| Work to be completed |
Gather every line from the entries below that contains the string "count" and copy each one out. Letter case must match.

| Material to process |
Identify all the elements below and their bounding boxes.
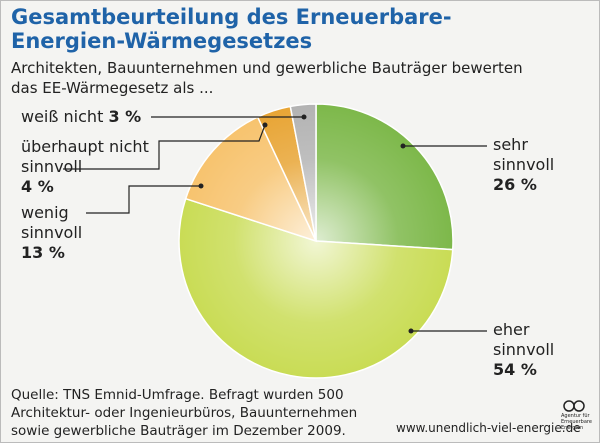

--

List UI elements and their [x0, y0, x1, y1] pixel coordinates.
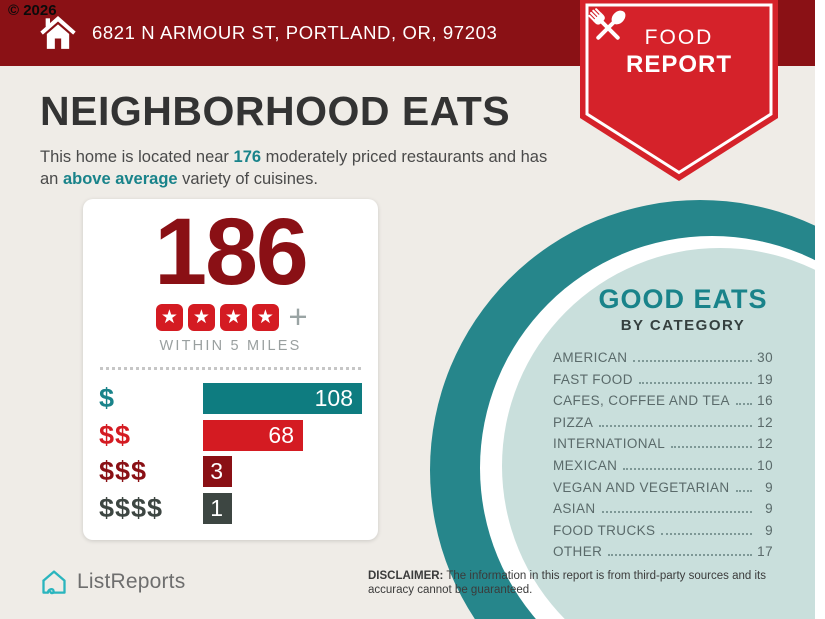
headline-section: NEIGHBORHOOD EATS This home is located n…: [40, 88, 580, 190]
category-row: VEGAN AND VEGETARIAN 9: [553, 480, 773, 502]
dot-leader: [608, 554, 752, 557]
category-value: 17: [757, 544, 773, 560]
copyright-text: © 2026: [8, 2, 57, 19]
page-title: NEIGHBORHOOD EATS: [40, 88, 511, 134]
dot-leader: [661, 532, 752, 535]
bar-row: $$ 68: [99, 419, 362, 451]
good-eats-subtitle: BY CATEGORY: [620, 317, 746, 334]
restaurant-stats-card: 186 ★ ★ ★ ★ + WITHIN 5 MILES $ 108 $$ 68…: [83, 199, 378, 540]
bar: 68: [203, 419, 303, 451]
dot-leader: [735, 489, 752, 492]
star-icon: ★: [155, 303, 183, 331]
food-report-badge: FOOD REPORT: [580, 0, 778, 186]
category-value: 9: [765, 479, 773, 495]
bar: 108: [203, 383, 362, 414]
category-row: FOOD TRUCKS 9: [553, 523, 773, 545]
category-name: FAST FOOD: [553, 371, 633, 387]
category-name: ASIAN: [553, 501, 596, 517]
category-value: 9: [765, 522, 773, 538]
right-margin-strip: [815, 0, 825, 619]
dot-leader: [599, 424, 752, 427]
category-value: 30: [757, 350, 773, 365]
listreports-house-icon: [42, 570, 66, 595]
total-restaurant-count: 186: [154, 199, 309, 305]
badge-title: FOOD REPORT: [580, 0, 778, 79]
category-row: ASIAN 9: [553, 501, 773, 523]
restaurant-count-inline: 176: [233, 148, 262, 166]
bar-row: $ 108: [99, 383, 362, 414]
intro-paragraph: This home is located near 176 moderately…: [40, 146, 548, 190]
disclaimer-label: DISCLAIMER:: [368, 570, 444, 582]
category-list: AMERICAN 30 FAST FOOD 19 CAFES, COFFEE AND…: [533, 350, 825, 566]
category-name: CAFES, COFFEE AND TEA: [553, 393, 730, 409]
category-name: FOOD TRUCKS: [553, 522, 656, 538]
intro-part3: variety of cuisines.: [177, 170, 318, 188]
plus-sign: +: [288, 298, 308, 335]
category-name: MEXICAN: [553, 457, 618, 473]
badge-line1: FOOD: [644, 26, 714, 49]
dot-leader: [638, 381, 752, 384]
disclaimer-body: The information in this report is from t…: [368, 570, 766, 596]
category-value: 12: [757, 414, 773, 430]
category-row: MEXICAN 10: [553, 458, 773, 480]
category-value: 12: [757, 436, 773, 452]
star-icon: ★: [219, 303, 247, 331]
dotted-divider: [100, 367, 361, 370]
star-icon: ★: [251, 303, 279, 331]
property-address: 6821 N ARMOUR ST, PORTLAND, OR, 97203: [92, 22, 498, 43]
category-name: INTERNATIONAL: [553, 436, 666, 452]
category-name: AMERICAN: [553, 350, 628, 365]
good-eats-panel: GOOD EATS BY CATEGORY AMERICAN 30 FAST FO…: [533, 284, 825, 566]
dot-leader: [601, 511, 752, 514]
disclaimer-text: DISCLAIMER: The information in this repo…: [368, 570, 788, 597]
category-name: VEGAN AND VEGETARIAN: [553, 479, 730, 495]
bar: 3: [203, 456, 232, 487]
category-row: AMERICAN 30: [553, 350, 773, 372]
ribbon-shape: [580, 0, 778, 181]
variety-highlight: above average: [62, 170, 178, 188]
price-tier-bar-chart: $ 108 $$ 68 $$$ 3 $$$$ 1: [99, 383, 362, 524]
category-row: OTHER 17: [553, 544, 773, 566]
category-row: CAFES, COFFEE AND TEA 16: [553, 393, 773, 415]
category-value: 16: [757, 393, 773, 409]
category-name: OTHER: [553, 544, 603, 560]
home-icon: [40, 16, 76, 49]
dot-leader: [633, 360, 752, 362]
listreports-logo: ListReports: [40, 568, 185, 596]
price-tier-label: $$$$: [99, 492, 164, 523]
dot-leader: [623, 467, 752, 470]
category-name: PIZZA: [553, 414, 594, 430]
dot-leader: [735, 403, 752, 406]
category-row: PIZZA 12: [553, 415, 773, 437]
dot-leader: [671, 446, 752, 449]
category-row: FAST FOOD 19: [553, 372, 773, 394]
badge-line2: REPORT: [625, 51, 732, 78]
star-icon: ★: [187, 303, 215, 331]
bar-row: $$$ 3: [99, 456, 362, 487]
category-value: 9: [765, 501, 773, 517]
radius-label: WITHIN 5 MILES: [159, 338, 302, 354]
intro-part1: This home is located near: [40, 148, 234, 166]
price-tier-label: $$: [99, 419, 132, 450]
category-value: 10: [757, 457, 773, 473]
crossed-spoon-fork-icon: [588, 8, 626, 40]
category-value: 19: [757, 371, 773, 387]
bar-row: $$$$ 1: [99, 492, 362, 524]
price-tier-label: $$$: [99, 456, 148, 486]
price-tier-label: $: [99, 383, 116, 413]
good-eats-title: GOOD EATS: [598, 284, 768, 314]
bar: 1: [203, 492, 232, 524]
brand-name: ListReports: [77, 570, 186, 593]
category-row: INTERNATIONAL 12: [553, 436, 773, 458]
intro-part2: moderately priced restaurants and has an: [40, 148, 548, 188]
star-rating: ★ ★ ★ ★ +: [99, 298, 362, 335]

| Correct output |
total-restaurant-count: 186: [154, 199, 309, 305]
restaurant-count-inline: 176: [233, 148, 262, 166]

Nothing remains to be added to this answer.